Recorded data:
>>>>>

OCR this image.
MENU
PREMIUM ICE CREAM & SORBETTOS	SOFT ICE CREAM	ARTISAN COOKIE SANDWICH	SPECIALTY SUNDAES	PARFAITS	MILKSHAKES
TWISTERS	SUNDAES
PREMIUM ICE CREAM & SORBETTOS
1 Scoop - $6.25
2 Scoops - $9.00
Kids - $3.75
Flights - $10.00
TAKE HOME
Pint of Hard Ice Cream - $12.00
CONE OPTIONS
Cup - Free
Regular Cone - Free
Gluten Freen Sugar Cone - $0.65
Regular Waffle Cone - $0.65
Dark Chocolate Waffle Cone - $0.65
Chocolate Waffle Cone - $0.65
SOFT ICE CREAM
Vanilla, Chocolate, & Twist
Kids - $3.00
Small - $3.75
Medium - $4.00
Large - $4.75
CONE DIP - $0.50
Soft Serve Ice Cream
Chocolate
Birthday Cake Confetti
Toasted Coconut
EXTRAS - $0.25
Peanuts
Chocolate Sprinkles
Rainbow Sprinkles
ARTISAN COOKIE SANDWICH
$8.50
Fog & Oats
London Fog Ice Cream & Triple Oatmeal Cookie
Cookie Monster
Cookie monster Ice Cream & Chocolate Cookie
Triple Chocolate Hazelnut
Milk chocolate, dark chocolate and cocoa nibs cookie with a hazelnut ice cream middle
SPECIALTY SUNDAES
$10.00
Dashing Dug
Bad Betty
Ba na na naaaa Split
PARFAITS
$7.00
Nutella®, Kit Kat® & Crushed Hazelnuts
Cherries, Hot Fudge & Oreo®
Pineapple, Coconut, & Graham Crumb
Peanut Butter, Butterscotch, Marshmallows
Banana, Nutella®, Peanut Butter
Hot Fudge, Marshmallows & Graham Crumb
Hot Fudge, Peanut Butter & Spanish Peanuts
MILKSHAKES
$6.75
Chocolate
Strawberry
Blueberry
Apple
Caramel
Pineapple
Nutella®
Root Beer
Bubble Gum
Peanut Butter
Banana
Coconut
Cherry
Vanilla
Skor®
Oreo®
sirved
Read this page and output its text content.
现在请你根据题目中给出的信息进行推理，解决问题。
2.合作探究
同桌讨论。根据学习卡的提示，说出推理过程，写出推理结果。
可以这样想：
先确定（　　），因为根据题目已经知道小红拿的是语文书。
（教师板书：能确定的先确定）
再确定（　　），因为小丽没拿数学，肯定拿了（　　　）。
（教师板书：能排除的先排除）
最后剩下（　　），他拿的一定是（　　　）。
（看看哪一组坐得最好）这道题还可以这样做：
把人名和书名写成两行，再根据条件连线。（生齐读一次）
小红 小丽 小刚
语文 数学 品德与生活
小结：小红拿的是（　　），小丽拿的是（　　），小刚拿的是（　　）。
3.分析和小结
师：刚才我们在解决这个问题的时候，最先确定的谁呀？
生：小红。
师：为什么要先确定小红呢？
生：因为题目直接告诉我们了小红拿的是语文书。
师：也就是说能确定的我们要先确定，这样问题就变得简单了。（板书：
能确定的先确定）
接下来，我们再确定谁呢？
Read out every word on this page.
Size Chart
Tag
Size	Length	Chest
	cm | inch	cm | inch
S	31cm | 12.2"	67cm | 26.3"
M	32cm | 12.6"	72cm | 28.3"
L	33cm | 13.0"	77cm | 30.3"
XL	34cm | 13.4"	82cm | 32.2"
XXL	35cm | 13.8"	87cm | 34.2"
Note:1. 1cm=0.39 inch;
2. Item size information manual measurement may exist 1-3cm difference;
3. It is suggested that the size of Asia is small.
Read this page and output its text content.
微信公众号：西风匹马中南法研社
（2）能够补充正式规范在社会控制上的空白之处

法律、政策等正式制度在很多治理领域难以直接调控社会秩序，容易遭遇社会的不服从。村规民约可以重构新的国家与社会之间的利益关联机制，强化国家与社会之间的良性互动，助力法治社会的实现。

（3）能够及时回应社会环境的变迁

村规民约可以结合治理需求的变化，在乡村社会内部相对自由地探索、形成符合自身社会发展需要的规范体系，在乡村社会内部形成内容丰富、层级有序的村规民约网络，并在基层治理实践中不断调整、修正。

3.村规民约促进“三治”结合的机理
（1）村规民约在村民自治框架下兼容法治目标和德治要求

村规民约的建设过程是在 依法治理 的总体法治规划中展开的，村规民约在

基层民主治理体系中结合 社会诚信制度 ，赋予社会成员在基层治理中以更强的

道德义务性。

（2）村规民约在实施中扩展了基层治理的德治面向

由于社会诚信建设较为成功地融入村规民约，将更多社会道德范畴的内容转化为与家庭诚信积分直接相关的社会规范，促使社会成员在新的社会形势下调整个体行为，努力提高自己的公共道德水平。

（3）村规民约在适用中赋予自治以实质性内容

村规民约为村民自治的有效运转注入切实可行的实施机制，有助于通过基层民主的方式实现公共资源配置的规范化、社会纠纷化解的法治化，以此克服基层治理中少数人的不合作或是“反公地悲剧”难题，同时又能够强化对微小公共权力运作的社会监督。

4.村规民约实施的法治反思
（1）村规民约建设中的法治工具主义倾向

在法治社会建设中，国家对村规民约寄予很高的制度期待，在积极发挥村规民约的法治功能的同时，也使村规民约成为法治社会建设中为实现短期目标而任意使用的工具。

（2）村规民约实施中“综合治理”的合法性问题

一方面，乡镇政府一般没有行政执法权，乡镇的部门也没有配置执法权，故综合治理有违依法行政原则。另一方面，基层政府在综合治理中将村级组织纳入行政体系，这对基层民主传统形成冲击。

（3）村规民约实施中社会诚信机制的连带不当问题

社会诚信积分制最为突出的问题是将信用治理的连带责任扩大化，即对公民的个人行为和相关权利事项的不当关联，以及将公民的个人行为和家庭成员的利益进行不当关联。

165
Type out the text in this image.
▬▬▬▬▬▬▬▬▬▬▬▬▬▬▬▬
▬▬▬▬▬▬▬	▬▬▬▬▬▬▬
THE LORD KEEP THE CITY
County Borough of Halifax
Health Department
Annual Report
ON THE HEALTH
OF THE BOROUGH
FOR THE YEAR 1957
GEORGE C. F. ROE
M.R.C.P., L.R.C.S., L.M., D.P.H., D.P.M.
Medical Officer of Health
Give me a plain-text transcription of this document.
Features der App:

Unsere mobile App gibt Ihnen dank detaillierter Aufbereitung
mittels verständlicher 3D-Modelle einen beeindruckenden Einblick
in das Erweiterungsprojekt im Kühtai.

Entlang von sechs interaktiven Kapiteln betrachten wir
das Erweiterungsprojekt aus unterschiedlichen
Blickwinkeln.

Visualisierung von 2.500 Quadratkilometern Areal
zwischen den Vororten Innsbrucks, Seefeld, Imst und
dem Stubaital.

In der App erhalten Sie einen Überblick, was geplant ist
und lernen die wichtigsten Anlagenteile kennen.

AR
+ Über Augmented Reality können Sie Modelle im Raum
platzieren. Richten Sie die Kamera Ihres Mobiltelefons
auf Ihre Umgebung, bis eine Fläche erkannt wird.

<<<<<

◆ **What is needed**
All lines from the one that contains "Type out the text in this image." through the end of the material are to be quoted exactly, with both ends included.

◆ **Output**
Type out the text in this image.
▬▬▬▬▬▬▬▬▬▬▬▬▬▬▬▬
▬▬▬▬▬▬▬	▬▬▬▬▬▬▬
THE LORD KEEP THE CITY
County Borough of Halifax
Health Department
Annual Report
ON THE HEALTH
OF THE BOROUGH
FOR THE YEAR 1957
GEORGE C. F. ROE
M.R.C.P., L.R.C.S., L.M., D.P.H., D.P.M.
Medical Officer of Health
Give me a plain-text transcription of this document.
Features der App:

Unsere mobile App gibt Ihnen dank detaillierter Aufbereitung
mittels verständlicher 3D-Modelle einen beeindruckenden Einblick
in das Erweiterungsprojekt im Kühtai.

Entlang von sechs interaktiven Kapiteln betrachten wir
das Erweiterungsprojekt aus unterschiedlichen
Blickwinkeln.

Visualisierung von 2.500 Quadratkilometern Areal
zwischen den Vororten Innsbrucks, Seefeld, Imst und
dem Stubaital.

In der App erhalten Sie einen Überblick, was geplant ist
und lernen die wichtigsten Anlagenteile kennen.

AR
+ Über Augmented Reality können Sie Modelle im Raum
platzieren. Richten Sie die Kamera Ihres Mobiltelefons
auf Ihre Umgebung, bis eine Fläche erkannt wird.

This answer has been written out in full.